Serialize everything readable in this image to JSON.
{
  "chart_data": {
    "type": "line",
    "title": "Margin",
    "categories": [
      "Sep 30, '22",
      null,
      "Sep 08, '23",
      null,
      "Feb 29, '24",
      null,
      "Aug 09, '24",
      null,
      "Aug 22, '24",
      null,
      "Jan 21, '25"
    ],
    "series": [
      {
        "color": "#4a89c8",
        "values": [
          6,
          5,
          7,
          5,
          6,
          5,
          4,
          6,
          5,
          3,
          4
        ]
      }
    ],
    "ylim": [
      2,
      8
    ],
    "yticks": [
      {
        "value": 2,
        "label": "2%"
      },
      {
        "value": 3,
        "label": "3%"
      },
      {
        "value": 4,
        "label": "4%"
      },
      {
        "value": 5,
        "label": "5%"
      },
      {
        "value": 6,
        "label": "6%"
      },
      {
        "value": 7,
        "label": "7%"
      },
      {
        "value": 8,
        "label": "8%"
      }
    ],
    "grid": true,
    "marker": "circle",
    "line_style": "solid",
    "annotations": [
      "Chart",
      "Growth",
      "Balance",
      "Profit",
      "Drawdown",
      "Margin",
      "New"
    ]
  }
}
...
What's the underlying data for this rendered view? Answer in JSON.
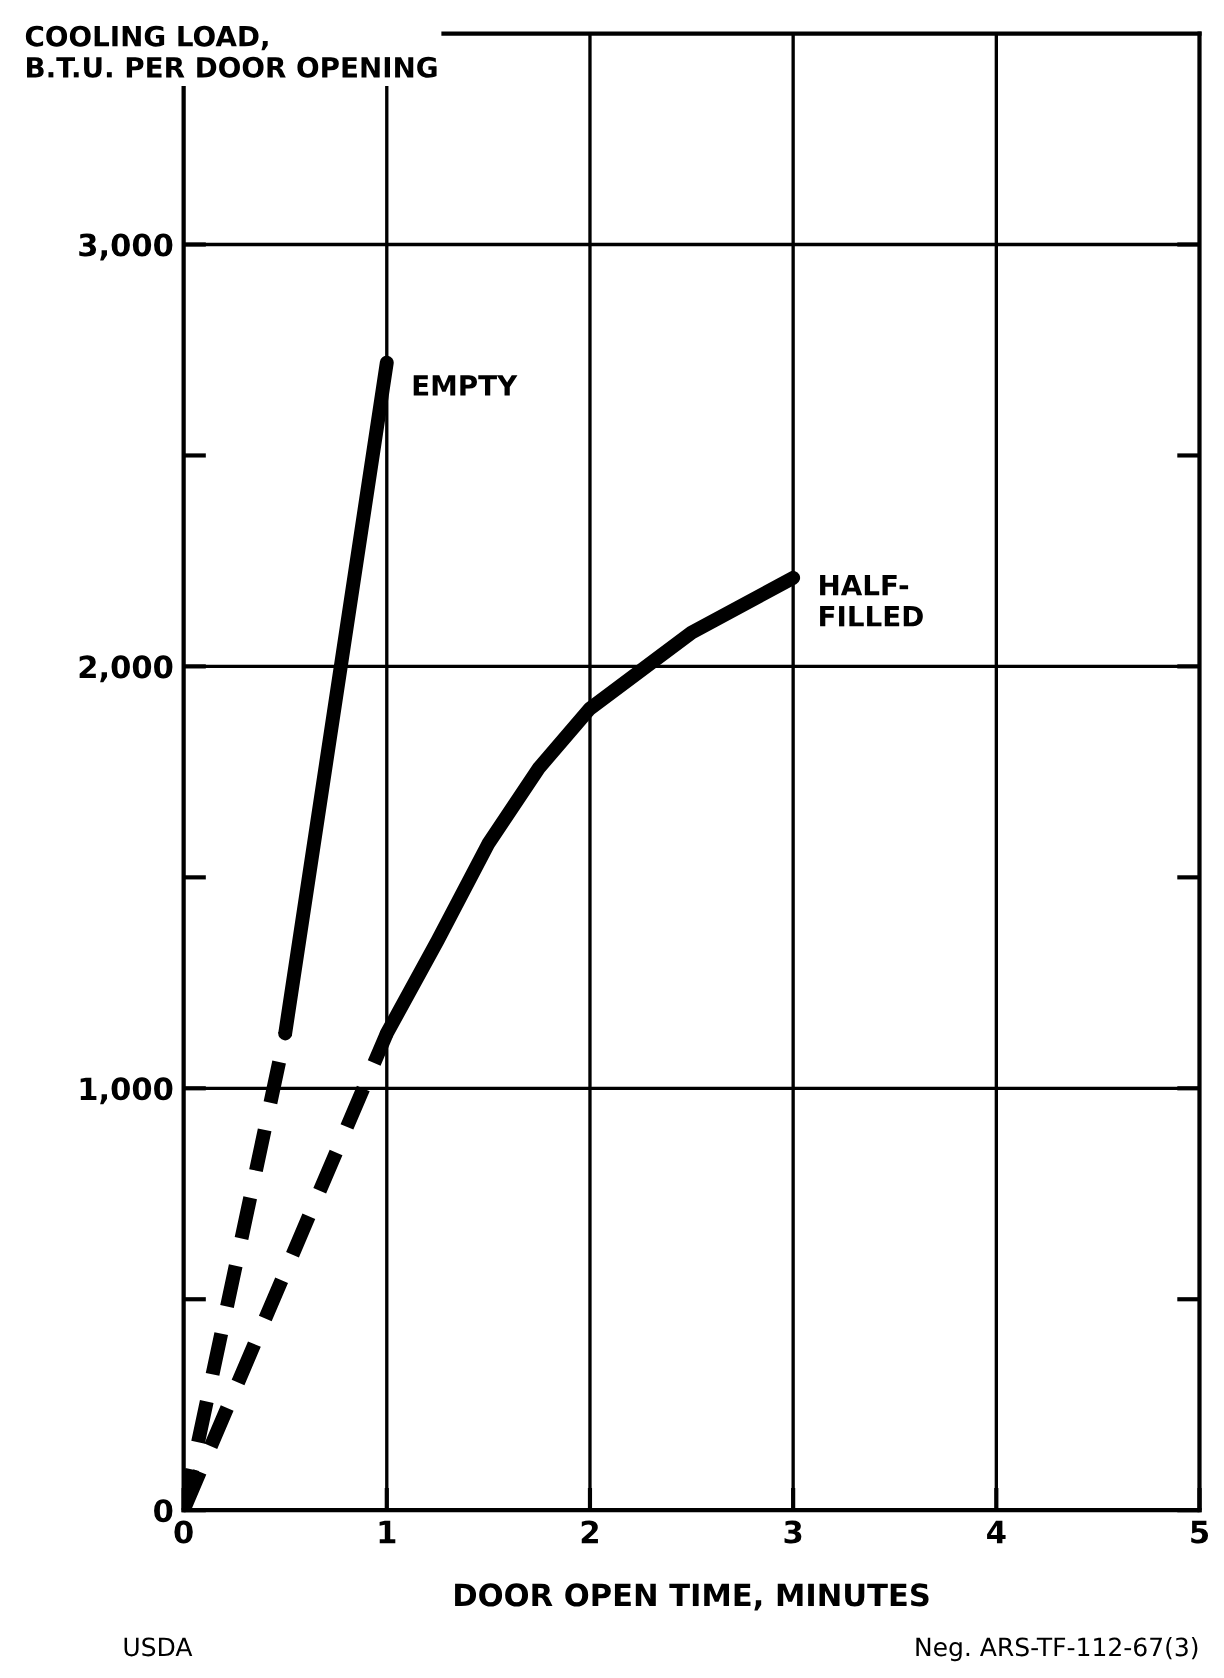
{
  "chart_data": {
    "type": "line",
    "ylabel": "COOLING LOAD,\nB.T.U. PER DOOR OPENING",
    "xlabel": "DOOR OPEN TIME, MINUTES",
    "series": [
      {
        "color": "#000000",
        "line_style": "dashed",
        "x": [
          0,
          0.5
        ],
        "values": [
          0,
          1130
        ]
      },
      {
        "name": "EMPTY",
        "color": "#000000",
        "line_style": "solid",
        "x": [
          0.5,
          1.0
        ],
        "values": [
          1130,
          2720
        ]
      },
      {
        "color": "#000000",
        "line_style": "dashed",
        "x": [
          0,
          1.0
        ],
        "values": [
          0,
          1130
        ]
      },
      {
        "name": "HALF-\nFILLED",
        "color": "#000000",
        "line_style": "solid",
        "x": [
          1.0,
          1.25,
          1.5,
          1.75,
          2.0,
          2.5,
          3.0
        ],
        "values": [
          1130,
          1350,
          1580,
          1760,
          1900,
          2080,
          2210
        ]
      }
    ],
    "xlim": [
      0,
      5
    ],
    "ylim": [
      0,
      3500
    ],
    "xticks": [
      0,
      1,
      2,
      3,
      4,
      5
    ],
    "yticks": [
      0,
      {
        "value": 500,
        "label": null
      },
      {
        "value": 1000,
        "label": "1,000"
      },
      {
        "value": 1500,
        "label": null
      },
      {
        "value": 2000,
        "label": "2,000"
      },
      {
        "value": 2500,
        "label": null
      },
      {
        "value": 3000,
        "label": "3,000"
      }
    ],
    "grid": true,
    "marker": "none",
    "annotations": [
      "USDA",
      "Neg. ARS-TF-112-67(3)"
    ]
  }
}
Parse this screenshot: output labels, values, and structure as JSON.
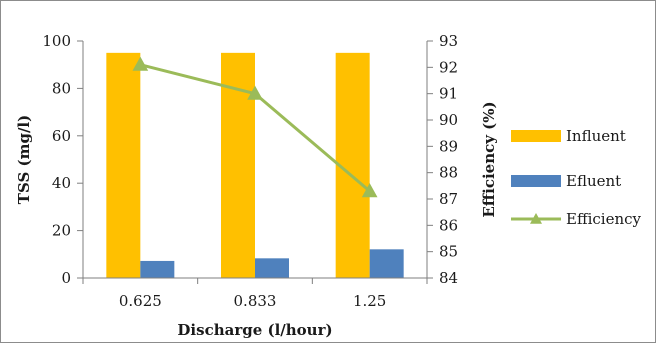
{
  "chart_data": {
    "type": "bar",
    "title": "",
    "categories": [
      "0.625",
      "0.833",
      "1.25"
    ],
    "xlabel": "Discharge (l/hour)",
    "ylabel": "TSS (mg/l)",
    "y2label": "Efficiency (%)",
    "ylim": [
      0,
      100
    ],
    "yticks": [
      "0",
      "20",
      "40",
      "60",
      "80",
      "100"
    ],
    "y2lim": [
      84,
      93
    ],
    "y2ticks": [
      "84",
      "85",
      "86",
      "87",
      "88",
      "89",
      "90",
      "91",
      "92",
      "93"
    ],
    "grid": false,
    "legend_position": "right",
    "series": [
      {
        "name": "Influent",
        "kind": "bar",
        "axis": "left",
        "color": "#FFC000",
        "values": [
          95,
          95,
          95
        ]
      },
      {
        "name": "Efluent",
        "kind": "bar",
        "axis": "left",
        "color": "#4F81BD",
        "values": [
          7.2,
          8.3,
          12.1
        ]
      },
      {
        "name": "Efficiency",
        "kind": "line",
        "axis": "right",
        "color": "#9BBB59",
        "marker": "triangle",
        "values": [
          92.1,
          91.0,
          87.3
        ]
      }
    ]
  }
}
* * *
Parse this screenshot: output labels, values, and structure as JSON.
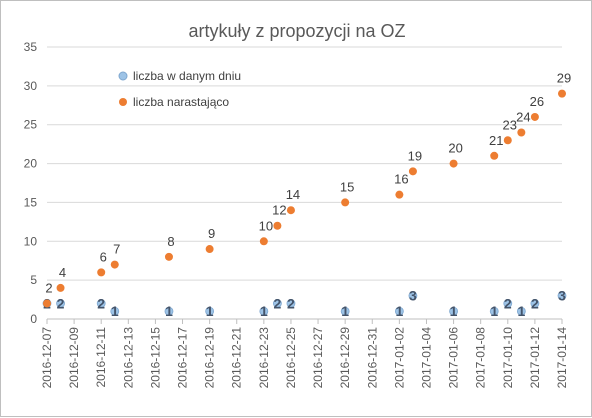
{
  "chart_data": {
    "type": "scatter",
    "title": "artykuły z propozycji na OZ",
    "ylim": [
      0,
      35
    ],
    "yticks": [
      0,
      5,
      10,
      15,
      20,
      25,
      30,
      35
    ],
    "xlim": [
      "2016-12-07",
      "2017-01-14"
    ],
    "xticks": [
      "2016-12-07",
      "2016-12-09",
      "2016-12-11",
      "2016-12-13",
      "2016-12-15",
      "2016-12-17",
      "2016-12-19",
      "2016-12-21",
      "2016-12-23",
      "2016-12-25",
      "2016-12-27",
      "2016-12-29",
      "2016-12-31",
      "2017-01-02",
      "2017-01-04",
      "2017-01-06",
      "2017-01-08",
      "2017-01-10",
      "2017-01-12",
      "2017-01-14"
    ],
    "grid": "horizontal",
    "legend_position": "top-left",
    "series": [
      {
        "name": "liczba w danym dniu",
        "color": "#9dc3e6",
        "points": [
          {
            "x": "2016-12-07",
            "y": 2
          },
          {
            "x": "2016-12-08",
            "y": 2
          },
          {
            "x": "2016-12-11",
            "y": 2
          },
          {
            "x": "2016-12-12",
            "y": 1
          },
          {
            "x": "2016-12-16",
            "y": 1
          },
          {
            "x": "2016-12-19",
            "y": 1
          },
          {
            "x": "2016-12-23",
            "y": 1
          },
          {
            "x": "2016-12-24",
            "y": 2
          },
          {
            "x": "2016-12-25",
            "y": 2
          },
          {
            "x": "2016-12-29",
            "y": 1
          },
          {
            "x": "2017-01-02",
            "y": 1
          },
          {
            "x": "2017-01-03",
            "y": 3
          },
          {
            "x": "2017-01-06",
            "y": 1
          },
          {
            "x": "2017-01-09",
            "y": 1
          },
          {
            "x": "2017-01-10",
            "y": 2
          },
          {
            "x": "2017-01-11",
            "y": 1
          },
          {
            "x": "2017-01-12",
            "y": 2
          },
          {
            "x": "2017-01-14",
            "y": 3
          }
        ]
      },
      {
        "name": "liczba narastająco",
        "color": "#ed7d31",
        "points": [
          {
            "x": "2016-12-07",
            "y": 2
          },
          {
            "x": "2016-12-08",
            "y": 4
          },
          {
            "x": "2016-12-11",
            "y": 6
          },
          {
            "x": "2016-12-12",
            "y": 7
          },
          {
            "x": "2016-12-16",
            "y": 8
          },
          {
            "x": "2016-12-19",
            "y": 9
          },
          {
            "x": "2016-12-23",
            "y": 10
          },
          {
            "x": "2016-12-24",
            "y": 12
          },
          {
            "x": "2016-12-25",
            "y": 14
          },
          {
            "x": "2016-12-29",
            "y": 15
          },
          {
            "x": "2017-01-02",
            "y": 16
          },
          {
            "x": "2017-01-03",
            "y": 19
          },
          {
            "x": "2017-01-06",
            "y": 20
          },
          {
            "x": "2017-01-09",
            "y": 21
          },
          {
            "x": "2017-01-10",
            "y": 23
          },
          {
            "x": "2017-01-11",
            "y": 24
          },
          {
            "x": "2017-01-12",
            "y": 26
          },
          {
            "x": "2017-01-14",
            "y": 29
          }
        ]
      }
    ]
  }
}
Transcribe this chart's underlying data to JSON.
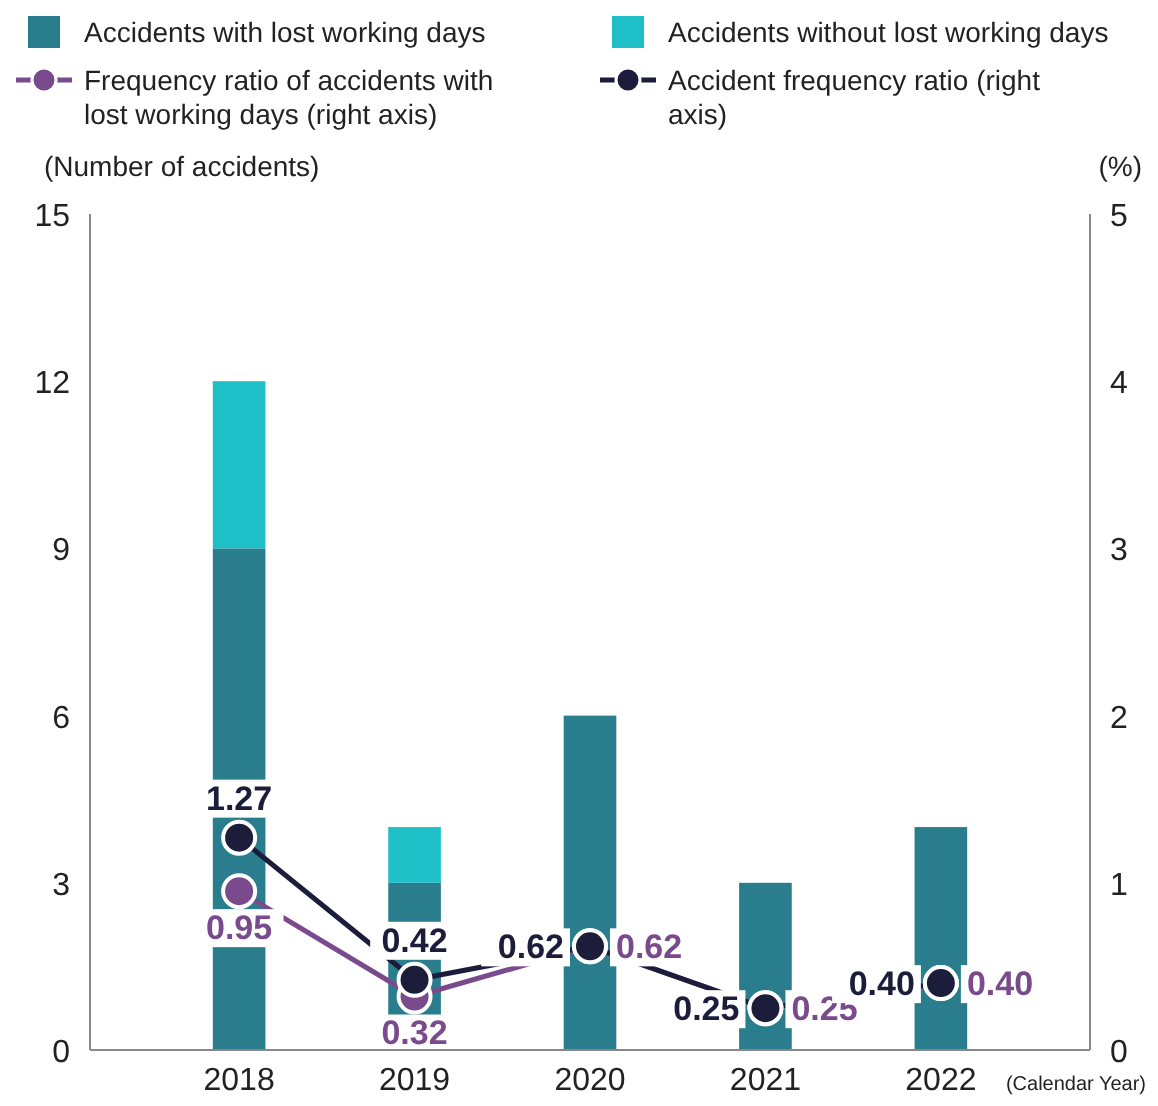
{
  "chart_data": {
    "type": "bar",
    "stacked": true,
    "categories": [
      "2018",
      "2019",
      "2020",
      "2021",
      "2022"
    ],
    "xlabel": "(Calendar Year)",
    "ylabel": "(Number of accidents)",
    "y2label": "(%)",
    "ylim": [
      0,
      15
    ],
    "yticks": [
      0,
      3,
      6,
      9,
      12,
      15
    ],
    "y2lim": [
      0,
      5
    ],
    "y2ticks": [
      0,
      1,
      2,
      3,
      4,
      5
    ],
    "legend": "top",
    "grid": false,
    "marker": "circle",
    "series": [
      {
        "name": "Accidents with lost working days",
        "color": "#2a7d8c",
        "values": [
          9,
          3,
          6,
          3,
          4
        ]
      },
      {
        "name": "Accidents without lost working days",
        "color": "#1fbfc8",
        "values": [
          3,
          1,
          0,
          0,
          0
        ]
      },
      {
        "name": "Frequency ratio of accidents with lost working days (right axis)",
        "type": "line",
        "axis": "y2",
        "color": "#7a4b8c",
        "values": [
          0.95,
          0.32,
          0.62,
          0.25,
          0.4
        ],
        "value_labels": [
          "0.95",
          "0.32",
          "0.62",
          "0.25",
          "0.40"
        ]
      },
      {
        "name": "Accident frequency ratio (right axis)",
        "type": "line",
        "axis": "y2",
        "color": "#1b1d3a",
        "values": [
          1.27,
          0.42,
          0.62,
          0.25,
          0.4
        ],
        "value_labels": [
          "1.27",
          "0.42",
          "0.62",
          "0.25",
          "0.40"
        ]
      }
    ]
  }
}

### Aim of the exercise
Give a single number: the count of lines above that include the word "working".

### The completed task
3